Questions sur l'extrait:
a: Reformulez sous forme de liste le paragraphe de l'extrait sur les serviettes hygiéniques en pagne qui commence par « En Afrique subsaharienne », en conservant ses faits principaux.
b: Rédigez la suite de l'extrait consacré aux serviettes hygiéniques en pagne, à partir de sa dernière phrase.

*** Extrait fourni

En Afrique subsaharienne, seule une école sur huit (soit 12 pour cent) fournit des produits d’hygiène menstruelle gratuits ou payants, selon un rapport publié en 2024 par le Fonds des Nations unies pour l’enfance (UNICEF) et l’Organisation mondiale de la Santé (OMS). Pour Samira, le choix de créer une marque de serviettes hygiéniques réutilisables en pagne émane de sa volonté de résoudre un problème de santé personnel, auquel sont confrontées beaucoup d’autres femmes.
« J’ai toujours souffert d’irritations et de démangeaisons, pendant mes cycles menstruels, dus aux protections jetables. J’ai même subi une kystectomie. J’ai alors repensé à nos mères et grands-mères, qui n’avaient pas toutes ces maladies et utilisaient seulement des morceaux de pagne. C’est ainsi que lorsque j’ai commencé à tester mes propres créations, je n’ai plus ressenti de démangeaisons », explique l’entrepreneure.

******
*** Données extraites

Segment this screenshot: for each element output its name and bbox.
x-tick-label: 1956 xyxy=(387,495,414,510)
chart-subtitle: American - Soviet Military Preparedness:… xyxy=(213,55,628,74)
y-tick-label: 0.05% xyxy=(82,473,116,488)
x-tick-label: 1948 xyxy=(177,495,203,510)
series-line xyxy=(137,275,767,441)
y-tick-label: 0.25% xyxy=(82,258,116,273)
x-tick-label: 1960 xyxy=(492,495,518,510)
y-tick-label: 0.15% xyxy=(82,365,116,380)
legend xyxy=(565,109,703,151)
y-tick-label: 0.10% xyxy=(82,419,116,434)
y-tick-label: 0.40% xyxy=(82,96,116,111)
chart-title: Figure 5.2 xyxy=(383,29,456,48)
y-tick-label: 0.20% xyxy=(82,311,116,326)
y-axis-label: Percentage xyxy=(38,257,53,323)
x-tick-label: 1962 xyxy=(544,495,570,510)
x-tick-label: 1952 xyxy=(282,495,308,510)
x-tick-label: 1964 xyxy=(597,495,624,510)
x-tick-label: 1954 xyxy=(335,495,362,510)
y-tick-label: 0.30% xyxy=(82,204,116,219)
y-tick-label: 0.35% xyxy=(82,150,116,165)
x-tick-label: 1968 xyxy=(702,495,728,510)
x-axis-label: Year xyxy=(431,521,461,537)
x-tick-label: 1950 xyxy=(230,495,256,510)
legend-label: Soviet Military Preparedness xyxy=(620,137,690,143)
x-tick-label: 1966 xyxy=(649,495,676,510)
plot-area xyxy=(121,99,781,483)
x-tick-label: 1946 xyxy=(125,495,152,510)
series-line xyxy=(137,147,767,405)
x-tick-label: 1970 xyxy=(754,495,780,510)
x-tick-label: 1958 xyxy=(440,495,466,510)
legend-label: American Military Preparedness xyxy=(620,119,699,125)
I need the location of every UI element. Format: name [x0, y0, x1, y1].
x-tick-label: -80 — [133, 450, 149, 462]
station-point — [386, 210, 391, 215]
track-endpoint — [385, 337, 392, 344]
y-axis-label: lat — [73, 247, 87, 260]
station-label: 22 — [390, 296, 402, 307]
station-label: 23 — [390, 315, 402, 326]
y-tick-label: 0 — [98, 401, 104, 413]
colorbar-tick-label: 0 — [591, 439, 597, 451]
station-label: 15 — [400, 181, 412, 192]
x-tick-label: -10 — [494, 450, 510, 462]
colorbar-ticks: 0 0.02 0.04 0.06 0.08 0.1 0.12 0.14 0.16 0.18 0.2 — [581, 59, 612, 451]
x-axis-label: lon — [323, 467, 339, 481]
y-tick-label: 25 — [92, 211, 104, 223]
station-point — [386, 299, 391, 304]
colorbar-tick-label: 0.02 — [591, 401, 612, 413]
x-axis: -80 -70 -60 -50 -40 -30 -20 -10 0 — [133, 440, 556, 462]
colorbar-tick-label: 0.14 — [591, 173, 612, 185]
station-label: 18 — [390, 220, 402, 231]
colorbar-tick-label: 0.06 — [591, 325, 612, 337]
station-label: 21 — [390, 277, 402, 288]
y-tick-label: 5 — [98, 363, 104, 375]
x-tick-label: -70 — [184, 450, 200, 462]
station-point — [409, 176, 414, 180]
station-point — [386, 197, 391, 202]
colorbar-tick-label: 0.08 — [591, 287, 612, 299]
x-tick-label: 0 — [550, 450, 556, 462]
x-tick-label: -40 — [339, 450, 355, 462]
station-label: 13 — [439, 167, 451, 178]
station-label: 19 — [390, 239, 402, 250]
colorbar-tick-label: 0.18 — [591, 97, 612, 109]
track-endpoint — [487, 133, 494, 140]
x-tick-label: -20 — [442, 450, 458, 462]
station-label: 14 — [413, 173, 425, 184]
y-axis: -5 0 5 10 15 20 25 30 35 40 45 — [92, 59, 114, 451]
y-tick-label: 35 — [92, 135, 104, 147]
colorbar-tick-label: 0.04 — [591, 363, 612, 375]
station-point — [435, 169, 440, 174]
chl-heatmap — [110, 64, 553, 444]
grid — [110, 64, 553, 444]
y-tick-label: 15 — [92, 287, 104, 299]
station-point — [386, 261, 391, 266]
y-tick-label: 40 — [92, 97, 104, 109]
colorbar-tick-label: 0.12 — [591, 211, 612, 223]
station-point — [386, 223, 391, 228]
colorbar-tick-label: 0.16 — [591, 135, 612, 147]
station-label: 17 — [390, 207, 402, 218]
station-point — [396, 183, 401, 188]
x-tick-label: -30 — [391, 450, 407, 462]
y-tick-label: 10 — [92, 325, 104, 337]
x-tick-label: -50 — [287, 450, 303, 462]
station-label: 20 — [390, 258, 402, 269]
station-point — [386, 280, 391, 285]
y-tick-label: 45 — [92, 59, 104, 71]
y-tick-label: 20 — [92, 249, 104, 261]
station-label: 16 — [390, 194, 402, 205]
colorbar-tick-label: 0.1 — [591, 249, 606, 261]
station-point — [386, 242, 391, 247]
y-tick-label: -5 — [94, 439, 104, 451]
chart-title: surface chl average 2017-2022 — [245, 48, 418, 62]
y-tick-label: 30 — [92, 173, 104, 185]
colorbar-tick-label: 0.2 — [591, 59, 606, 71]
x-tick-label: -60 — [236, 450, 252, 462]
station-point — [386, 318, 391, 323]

******

Réponses par consigne:
a:
- En Afrique subsaharienne, seule une école sur huit, soit 12 pour cent, fournit des produits d'hygiène menstruelle, gratuits ou payants.
- Ce constat provient d'un rapport publié en 2024 par l'UNICEF et l'OMS.
- Samira a créé une marque de serviettes hygiéniques réutilisables en pagne.
- Ce choix découle de sa volonté de résoudre un problème de santé personnel, auquel beaucoup d'autres femmes sont confrontées.

b:
Employant quatre personnes dont deux couturières, Samira souhaite que sa petite entreprise qui dispose seulement de trois machines à coudre devienne une usine semi-industrielle de fabrication de serviettes hygiéniques lavables. Par ailleurs, elle formule le souhait que l’État burkinabè puisse subventionner un jour les protections hygiéniques réutilisables pour les jeunes filles scolarisées afin de prévenir le décrochage scolaire.
« J’ai comme projet de créer une association dédiée à la santé menstruelle, pour mieux structurer mon combat. Nous espérons qu’un jour toutes les filles et femmes auront accès à nos serviettes afin qu’elles ne soient plus jamais démunies pendant leurs règles », déclare-t-elle.